>> BEGIN Supplied text

Is it worth tarring up the directory and opening an issue on GH?

Eric Ihli14:05:52

Nothing obvious jumped out as the cause in my ls/`cat`ing of the files in there.

refset14:05:43

Sure, I'd certainly give it a look if you're willing

refset16:05:06

@UJP37GW2K wonderful, thanks! 🙂

rschmukler13:05:13

Hey all! I was wondering if anybody had done any benchmarking w/ Crux or just had a general sense of how many datoms / documents it could hold before performance becomes a consideration. Current write load is around 20 thousand documents / day, each w/ about 50 attributes. Also considering using it for more "real-time" data which would be about 3,000 records/minutes, ~5 attrs each

refset13:05:07

Hey 🙂 we're running nightly benches against various topologies, for our own regression testing and comparative benchmarking. This is a small part of our report from last night's run of the WatDiv test suite:

Crux Bench Logs
APP :watdiv-crux (embedded-kafka-rocksdb)

>> END Supplied text
>> BEGIN Extracted material

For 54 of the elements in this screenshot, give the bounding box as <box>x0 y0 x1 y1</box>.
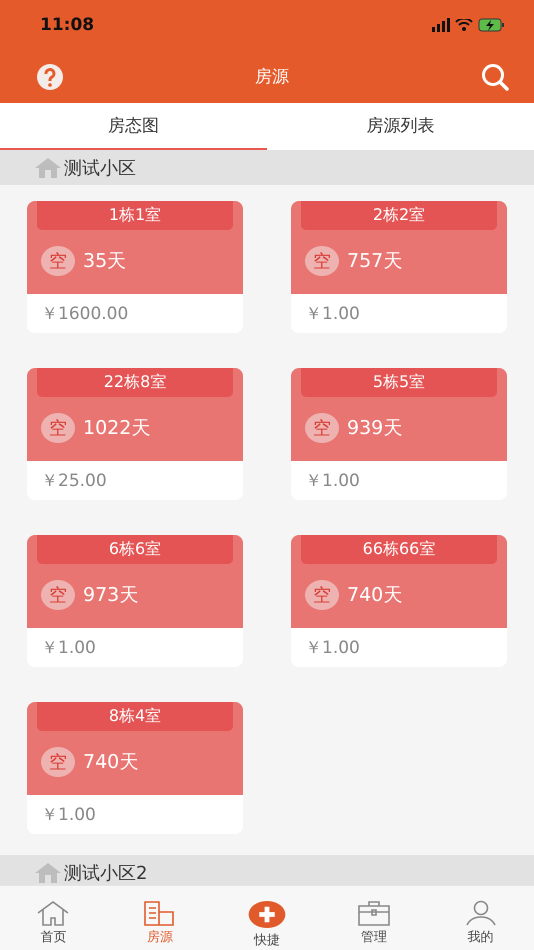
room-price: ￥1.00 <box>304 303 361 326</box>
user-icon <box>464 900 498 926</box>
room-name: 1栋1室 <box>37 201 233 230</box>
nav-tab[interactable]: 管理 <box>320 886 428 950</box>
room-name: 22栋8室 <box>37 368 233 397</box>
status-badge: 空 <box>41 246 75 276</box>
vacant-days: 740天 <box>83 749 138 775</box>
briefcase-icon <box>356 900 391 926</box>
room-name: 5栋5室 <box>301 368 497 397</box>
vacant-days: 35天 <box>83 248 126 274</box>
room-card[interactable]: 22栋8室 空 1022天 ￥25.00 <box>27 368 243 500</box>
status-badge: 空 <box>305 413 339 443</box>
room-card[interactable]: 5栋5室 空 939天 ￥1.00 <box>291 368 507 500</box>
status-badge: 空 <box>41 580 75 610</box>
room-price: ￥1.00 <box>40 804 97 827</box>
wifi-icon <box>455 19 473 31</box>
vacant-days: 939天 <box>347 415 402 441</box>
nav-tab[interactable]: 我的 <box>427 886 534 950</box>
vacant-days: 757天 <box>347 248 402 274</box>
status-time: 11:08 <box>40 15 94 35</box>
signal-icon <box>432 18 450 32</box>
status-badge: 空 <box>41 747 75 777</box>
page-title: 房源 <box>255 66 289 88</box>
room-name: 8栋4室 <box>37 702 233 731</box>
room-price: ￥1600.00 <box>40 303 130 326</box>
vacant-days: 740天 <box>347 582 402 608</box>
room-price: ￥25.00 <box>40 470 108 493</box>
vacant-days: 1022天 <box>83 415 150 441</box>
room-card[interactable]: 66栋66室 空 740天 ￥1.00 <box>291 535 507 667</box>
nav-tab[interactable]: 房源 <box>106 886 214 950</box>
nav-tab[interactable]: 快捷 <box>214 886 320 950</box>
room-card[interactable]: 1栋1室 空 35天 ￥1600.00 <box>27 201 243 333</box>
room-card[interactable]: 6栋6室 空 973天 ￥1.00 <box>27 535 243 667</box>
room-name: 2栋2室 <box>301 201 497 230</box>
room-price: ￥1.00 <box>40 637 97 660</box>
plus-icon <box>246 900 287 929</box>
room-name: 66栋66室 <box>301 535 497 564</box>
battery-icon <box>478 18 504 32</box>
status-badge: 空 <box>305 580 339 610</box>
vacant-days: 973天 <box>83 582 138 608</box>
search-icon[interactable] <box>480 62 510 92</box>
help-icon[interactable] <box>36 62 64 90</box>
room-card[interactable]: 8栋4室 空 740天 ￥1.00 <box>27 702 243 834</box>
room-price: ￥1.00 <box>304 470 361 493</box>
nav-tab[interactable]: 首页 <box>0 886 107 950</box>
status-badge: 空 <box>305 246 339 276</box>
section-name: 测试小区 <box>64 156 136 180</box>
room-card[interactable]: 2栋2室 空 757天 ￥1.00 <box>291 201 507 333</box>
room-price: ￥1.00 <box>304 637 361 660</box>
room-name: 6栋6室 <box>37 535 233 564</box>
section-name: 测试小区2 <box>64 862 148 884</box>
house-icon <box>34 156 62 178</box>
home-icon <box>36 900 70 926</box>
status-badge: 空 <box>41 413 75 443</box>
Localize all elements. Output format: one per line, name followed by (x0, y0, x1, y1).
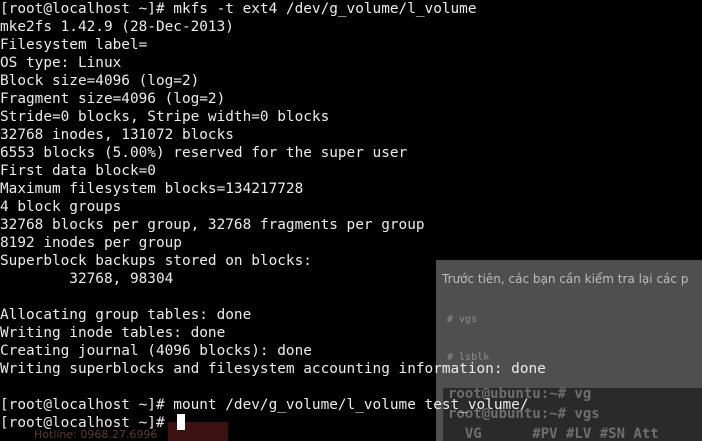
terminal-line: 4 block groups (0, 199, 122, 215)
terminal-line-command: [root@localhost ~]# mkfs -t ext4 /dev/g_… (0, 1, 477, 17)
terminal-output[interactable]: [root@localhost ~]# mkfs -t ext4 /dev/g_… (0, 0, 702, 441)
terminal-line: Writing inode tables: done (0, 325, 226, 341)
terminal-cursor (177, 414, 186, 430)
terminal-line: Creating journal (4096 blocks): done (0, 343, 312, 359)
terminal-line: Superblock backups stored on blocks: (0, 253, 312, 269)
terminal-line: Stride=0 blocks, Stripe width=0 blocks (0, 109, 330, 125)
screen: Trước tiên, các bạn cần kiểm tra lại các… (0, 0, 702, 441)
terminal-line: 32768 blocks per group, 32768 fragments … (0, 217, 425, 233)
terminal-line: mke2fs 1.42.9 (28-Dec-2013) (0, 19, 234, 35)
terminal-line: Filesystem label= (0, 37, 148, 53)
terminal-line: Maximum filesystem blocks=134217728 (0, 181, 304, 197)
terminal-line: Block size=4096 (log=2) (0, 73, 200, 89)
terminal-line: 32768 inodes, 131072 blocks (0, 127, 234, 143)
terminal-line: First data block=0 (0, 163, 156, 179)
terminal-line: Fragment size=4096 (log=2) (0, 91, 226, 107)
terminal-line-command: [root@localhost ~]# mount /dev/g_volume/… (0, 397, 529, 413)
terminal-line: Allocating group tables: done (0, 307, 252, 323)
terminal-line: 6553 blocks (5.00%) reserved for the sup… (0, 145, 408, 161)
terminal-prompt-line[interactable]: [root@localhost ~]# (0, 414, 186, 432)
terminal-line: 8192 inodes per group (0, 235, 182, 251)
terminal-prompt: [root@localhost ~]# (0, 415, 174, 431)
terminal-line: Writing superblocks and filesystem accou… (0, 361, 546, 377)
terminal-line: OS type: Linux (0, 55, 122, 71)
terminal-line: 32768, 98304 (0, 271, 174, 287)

>> END Extracted material

- Exercise requirements:
**a.** List every load figure that rschmukler gives in the Crux forum thread, including its unit.
**b.** Go on with the Crux forum thread from its last line.
The rows are separate material with no connection to the Crux forum thread.

- Response list:
**a.**
- 20 thousand documents per day
- about 50 attributes per document
- about 3,000 records per minute
- about 5 attributes per record

**b.**
========
ingest (PT5M13.03S, +16.83%. 7D Min: PT3M59.288S, 7D Max: PT5M25.777S): {:av-count 2823472, :bytes-indexed 1936552400, :doc-count 521585, :entity-count 521585}
docs-per-second: 1666
avs-per-second: 9019
bytes-indexed-per-second: 6186475

refset13:05:54

I believe WatDiv documents typically have 10+ attributes each

refset13:05:07

The upper limits to this scaling are heavily dependent on Rocks, as it is doing all of the heavy lifting, but in general we've been really impressed with Rocks' ability to maintain a consistent throughput (both reads and writes) even whilst compaction is happening

refset16:05:37

@UEC8W94AE hey, just making you see these responses. Let me know if there are any other stats that might help

rschmukler17:05:25

@U899JBRPF thank you a ton for these! Super helpful. Does read performance degrade based on number of writes to the attribute over time? ie. is the materialized view computed from a EATV index? Is it cached? Otherwise does it degrades linearly with the an increase of writes over time T?

refset18:05:28

Glad that helped :) as to your questions: no, no, no and no

refset18:05:44

Crux is designed for fast ad-hoc point-in-time queries regardless of the amount of history (valid time or tx time). This is possible because of carefully crafted indexes, including a special z-order curve temporal index

refset19:05:37

The most authoritative place to observe the internal index structure is at the top of codec.clj

rschmukler19:05:43

Awesome, will take a look! Thanks again for the knowledgeable replies, super helpful 🙂

🙏 4
rschmukler13:05:25

I realize it'll likely depend a lot on backend store choice, but also, for the sake of discussion, let's say I choose the most applicable backend store

Eric Ihli21:05:48

I'm trying to view a list of all transactions. I'm using open-tx-log to get the cursor, but I can't figure out how to view the transactions. Any advice? Thanks.

(let [cursor (crux/open-tx-log adb/conn 0 true)
        coll (take 20 cursor)]
    (.close cursor)
    coll)
;; => ([:close-fn #function[crux.node.CruxNode/fn--50885]]
;;     [:lazy-seq-iterator
;;      #object[clojure.lang.SeqIterator 0x59fca46 "[email protected]"]])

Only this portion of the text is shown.